I'd like every line from the material below that has "ABys" in it.
─── Records for processing ───
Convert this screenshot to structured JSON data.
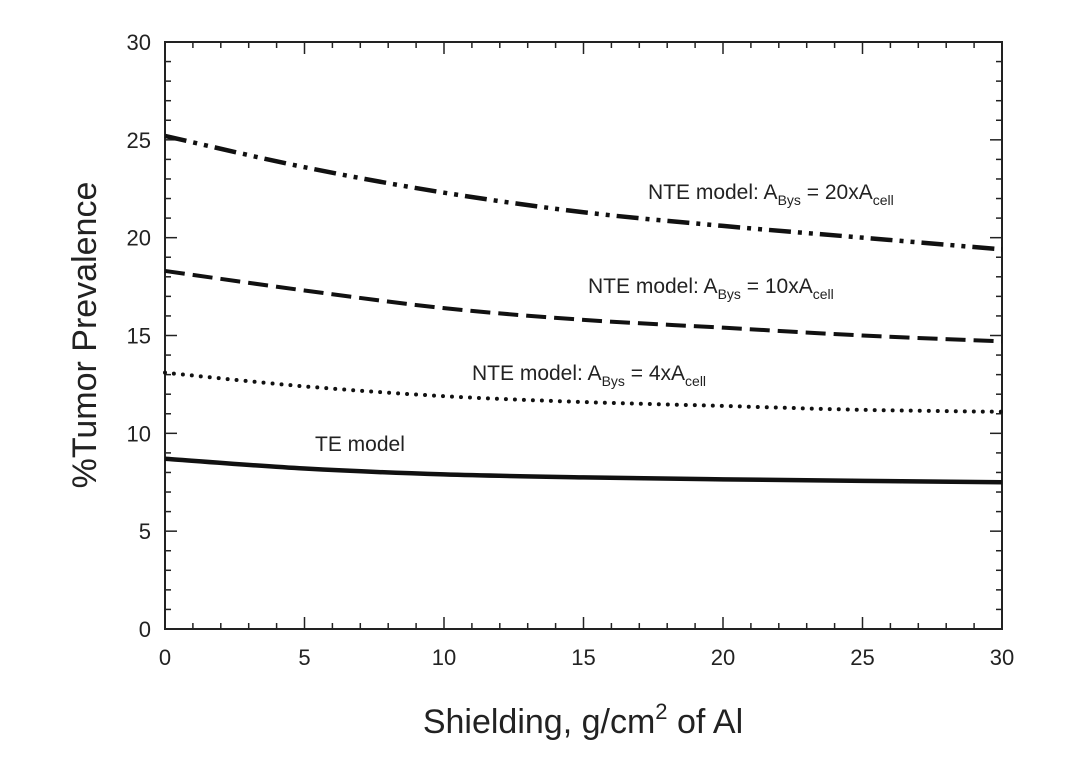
{
  "chart_data": {
    "type": "line",
    "title": "",
    "xlabel": "Shielding, g/cm",
    "xlabel_sup": "2",
    "xlabel_suffix": " of Al",
    "ylabel": "%Tumor Prevalence",
    "xlim": [
      0,
      30
    ],
    "ylim": [
      0,
      30
    ],
    "xticks": [
      0,
      5,
      10,
      15,
      20,
      25,
      30
    ],
    "yticks": [
      0,
      5,
      10,
      15,
      20,
      25,
      30
    ],
    "xtick_labels": [
      "0",
      "5",
      "10",
      "15",
      "20",
      "25",
      "30"
    ],
    "ytick_labels": [
      "0",
      "5",
      "10",
      "15",
      "20",
      "25",
      "30"
    ],
    "grid": false,
    "x": [
      0,
      5,
      10,
      15,
      20,
      25,
      30
    ],
    "series": [
      {
        "name": "NTE model: ABys = 20xAcell",
        "style": "dash-dot-dot",
        "values": [
          25.2,
          23.6,
          22.3,
          21.3,
          20.6,
          20.0,
          19.4
        ],
        "label": {
          "main": "NTE model: A",
          "sub1": "Bys",
          "mid": " = 20xA",
          "sub2": "cell"
        }
      },
      {
        "name": "NTE model: ABys = 10xAcell",
        "style": "dashed",
        "values": [
          18.3,
          17.3,
          16.4,
          15.8,
          15.4,
          15.0,
          14.7
        ],
        "label": {
          "main": "NTE model: A",
          "sub1": "Bys",
          "mid": " = 10xA",
          "sub2": "cell"
        }
      },
      {
        "name": "NTE model: ABys = 4xAcell",
        "style": "dotted",
        "values": [
          13.1,
          12.4,
          11.9,
          11.6,
          11.4,
          11.2,
          11.1
        ],
        "label": {
          "main": "NTE model: A",
          "sub1": "Bys",
          "mid": " = 4xA",
          "sub2": "cell"
        }
      },
      {
        "name": "TE model",
        "style": "solid",
        "values": [
          8.7,
          8.2,
          7.9,
          7.75,
          7.65,
          7.57,
          7.5
        ],
        "label": {
          "main": "TE model",
          "sub1": "",
          "mid": "",
          "sub2": ""
        }
      }
    ]
  }
}
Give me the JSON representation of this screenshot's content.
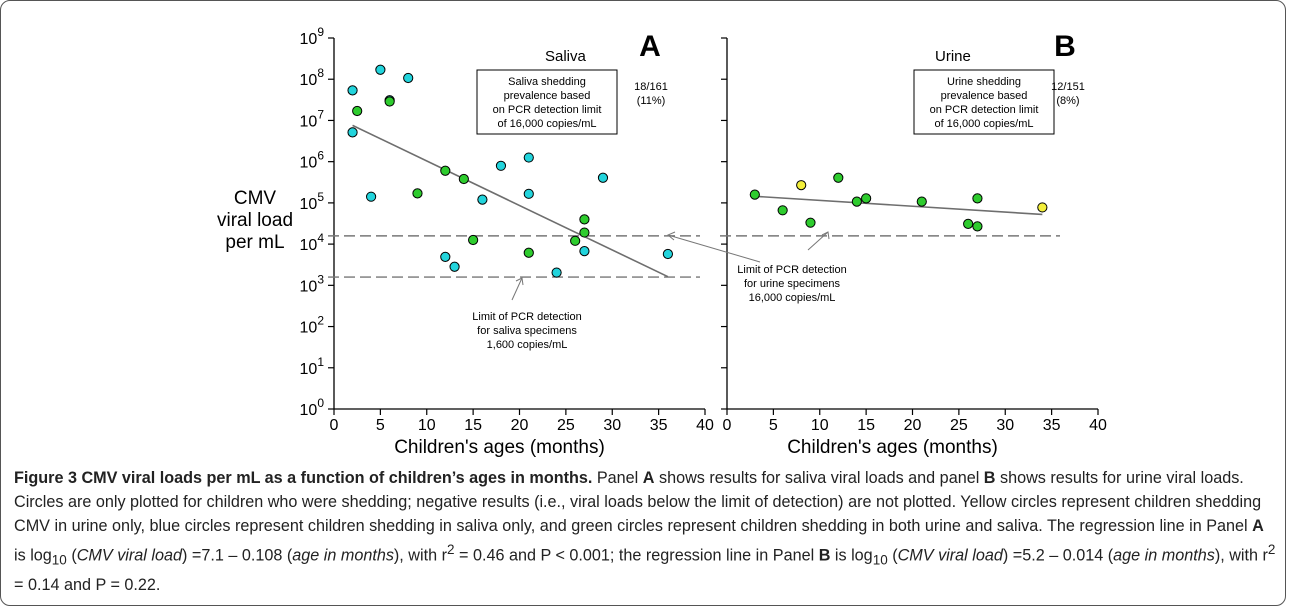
{
  "chart_data": [
    {
      "type": "scatter",
      "panel": "A",
      "title": "Saliva",
      "xlabel": "Children's ages (months)",
      "ylabel": [
        "CMV",
        "viral load",
        "per mL"
      ],
      "xlim": [
        0,
        40
      ],
      "ylim_log10": [
        0,
        9
      ],
      "xticks": [
        "0",
        "5",
        "10",
        "15",
        "20",
        "25",
        "30",
        "35",
        "40"
      ],
      "yticks": [
        "0",
        "1",
        "2",
        "3",
        "4",
        "5",
        "6",
        "7",
        "8",
        "9"
      ],
      "y_scale": "log10",
      "series": [
        {
          "color": "#22d4dc",
          "points": [
            {
              "x": 2,
              "y": 7.73
            },
            {
              "x": 2,
              "y": 6.71
            },
            {
              "x": 4,
              "y": 5.15
            },
            {
              "x": 5,
              "y": 8.23
            },
            {
              "x": 6,
              "y": 7.49
            },
            {
              "x": 8,
              "y": 8.03
            },
            {
              "x": 12,
              "y": 3.69
            },
            {
              "x": 13,
              "y": 3.45
            },
            {
              "x": 16,
              "y": 5.08
            },
            {
              "x": 18,
              "y": 5.9
            },
            {
              "x": 21,
              "y": 6.1
            },
            {
              "x": 21,
              "y": 5.22
            },
            {
              "x": 24,
              "y": 3.31
            },
            {
              "x": 27,
              "y": 3.83
            },
            {
              "x": 29,
              "y": 5.61
            },
            {
              "x": 36,
              "y": 3.76
            }
          ]
        },
        {
          "color": "#2ecc2e",
          "points": [
            {
              "x": 2.5,
              "y": 7.23
            },
            {
              "x": 6,
              "y": 7.46
            },
            {
              "x": 9,
              "y": 5.23
            },
            {
              "x": 12,
              "y": 5.78
            },
            {
              "x": 14,
              "y": 5.58
            },
            {
              "x": 15,
              "y": 4.1
            },
            {
              "x": 21,
              "y": 3.79
            },
            {
              "x": 26,
              "y": 4.08
            },
            {
              "x": 27,
              "y": 4.6
            },
            {
              "x": 27,
              "y": 4.28
            }
          ]
        }
      ],
      "regression": {
        "x": [
          2,
          36
        ],
        "y": [
          6.88,
          3.21
        ]
      },
      "detection_limits": [
        4.2,
        3.2
      ],
      "box": [
        "Saliva shedding",
        "prevalence based",
        "on PCR detection limit",
        "of 16,000 copies/mL"
      ],
      "box_stat": [
        "18/161",
        "(11%)"
      ],
      "annotation": [
        "Limit of PCR detection",
        "for saliva specimens",
        "1,600 copies/mL"
      ]
    },
    {
      "type": "scatter",
      "panel": "B",
      "title": "Urine",
      "xlabel": "Children's ages (months)",
      "xlim": [
        0,
        40
      ],
      "ylim_log10": [
        0,
        9
      ],
      "xticks": [
        "0",
        "5",
        "10",
        "15",
        "20",
        "25",
        "30",
        "35",
        "40"
      ],
      "y_scale": "log10",
      "series": [
        {
          "color": "#2ecc2e",
          "points": [
            {
              "x": 3,
              "y": 5.2
            },
            {
              "x": 6,
              "y": 4.82
            },
            {
              "x": 9,
              "y": 4.52
            },
            {
              "x": 12,
              "y": 5.61
            },
            {
              "x": 14,
              "y": 5.03
            },
            {
              "x": 15,
              "y": 5.11
            },
            {
              "x": 21,
              "y": 5.03
            },
            {
              "x": 26,
              "y": 4.49
            },
            {
              "x": 27,
              "y": 4.43
            },
            {
              "x": 27,
              "y": 5.11
            }
          ]
        },
        {
          "color": "#f3ef3b",
          "points": [
            {
              "x": 8,
              "y": 5.43
            },
            {
              "x": 34,
              "y": 4.89
            }
          ]
        }
      ],
      "regression": {
        "x": [
          3,
          34
        ],
        "y": [
          5.16,
          4.72
        ]
      },
      "detection_limits": [
        4.2
      ],
      "box": [
        "Urine shedding",
        "prevalence based",
        "on PCR detection limit",
        "of 16,000 copies/mL"
      ],
      "box_stat": [
        "12/151",
        "(8%)"
      ],
      "annotation": [
        "Limit of PCR detection",
        "for urine specimens",
        "16,000 copies/mL"
      ]
    }
  ],
  "caption": {
    "lead": "Figure 3 CMV viral loads per mL as a function of children’s ages in months.",
    "p1": " Panel ",
    "a1": "A",
    "p2": " shows results for saliva viral loads and panel ",
    "b1": "B",
    "p3": " shows results for urine viral loads. Circles are only plotted for children who were shedding; negative results (i.e., viral loads below the limit of detection) are not plotted. Yellow circles represent children shedding CMV in urine only, blue circles represent children shedding in saliva only, and green circles represent children shedding in both urine and saliva. The regression line in Panel ",
    "a2": "A",
    "p4": " is log",
    "sub1": "10",
    "p5": " (",
    "i1": "CMV viral load",
    "p6": ") =7.1 – 0.108 (",
    "i2": "age in months",
    "p7": "), with r",
    "sup1": "2",
    "p8": " = 0.46 and P < 0.001; the regression line in Panel ",
    "b2": "B",
    "p9": " is log",
    "sub2": "10",
    "p10": " (",
    "i3": "CMV viral load",
    "p11": ") =5.2 – 0.014 (",
    "i4": "age in months",
    "p12": "), with r",
    "sup2": "2",
    "p13": " = 0.14 and P = 0.22."
  }
}
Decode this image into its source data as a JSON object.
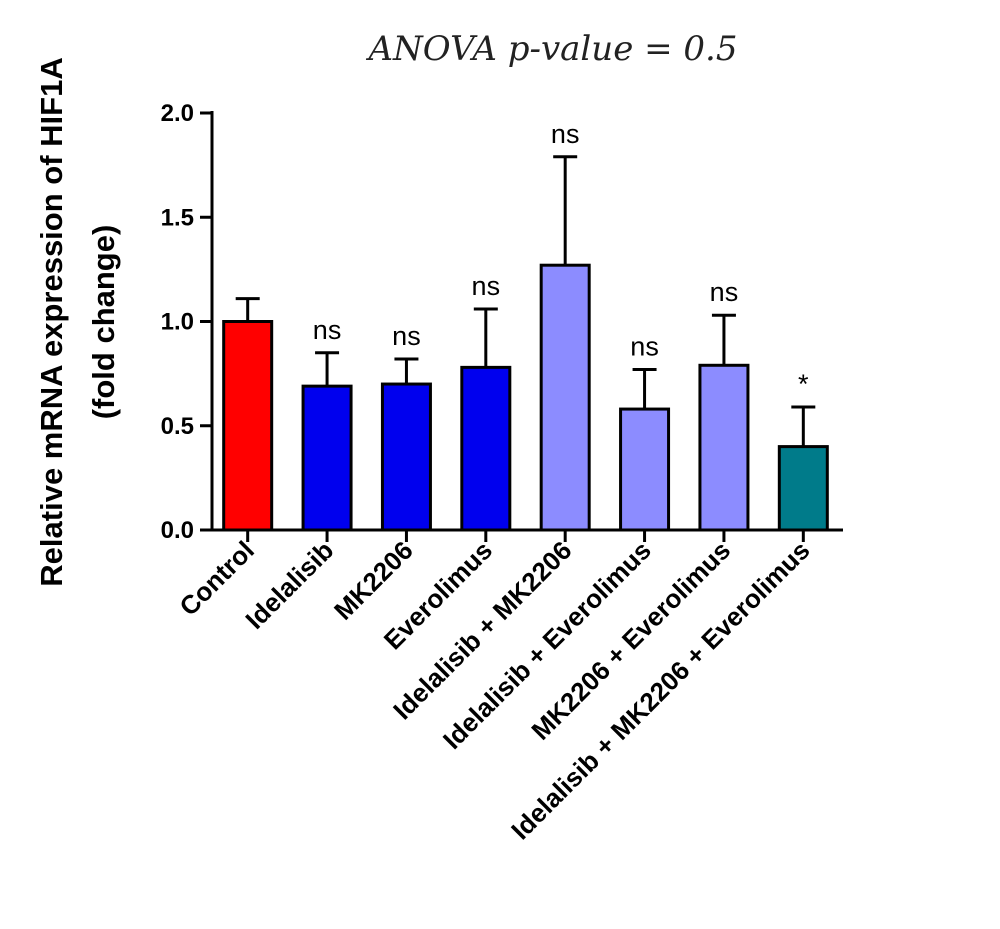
{
  "chart_data": {
    "type": "bar",
    "title": "ANOVA p-value = 0.5",
    "ylabel_line1": "Relative mRNA expression of HIF1A",
    "ylabel_line2": "(fold change)",
    "xlabel": "",
    "ylim": [
      0,
      2.0
    ],
    "yticks": [
      "0.0",
      "0.5",
      "1.0",
      "1.5",
      "2.0"
    ],
    "categories": [
      "Control",
      "Idelalisib",
      "MK2206",
      "Everolimus",
      "Idelalisib + MK2206",
      "Idelalisib + Everolimus",
      "MK2206 + Everolimus",
      "Idelalisib + MK2206 + Everolimus"
    ],
    "values": [
      1.0,
      0.69,
      0.7,
      0.78,
      1.27,
      0.58,
      0.79,
      0.4
    ],
    "error_upper": [
      0.11,
      0.16,
      0.12,
      0.28,
      0.52,
      0.19,
      0.24,
      0.19
    ],
    "significance": [
      "",
      "ns",
      "ns",
      "ns",
      "ns",
      "ns",
      "ns",
      "*"
    ],
    "colors": [
      "#ff0000",
      "#0000ee",
      "#0000ee",
      "#0000ee",
      "#8c8cff",
      "#8c8cff",
      "#8c8cff",
      "#007b8a"
    ],
    "grid": false,
    "legend": "none"
  }
}
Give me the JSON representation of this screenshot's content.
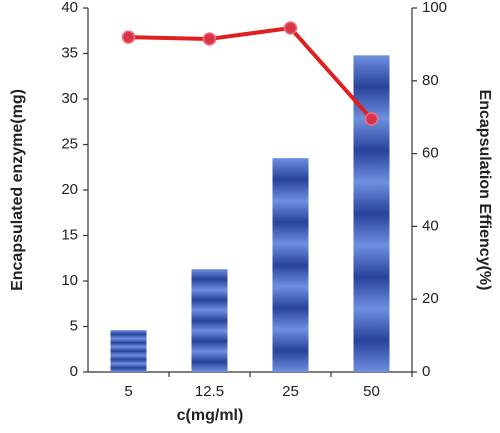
{
  "chart_data": {
    "type": "bar_line",
    "categories": [
      "5",
      "12.5",
      "25",
      "50"
    ],
    "x_label": "c(mg/ml)",
    "y_label": "Encapsulated enzyme(mg)",
    "y2_label": "Encapsulation Effiency(%)",
    "series": [
      {
        "name": "Encapsulated enzyme",
        "type": "bar",
        "color": "#2f4fa8",
        "values": [
          4.6,
          11.3,
          23.5,
          34.8
        ]
      },
      {
        "name": "Encapsulation efficiency",
        "type": "line",
        "axis": "y2",
        "color": "#e02020",
        "values": [
          92,
          91.5,
          94.5,
          69.5
        ]
      }
    ],
    "ylim": [
      0,
      40
    ],
    "yticks": [
      0,
      5,
      10,
      15,
      20,
      25,
      30,
      35,
      40
    ],
    "y2lim": [
      0,
      100
    ],
    "y2ticks": [
      0,
      20,
      40,
      60,
      80,
      100
    ]
  }
}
───
■ Answer box ■
        "name": "NTE model: ABys = 20xAcell",
        "name": "NTE model: ABys = 10xAcell",
        "name": "NTE model: ABys = 4xAcell",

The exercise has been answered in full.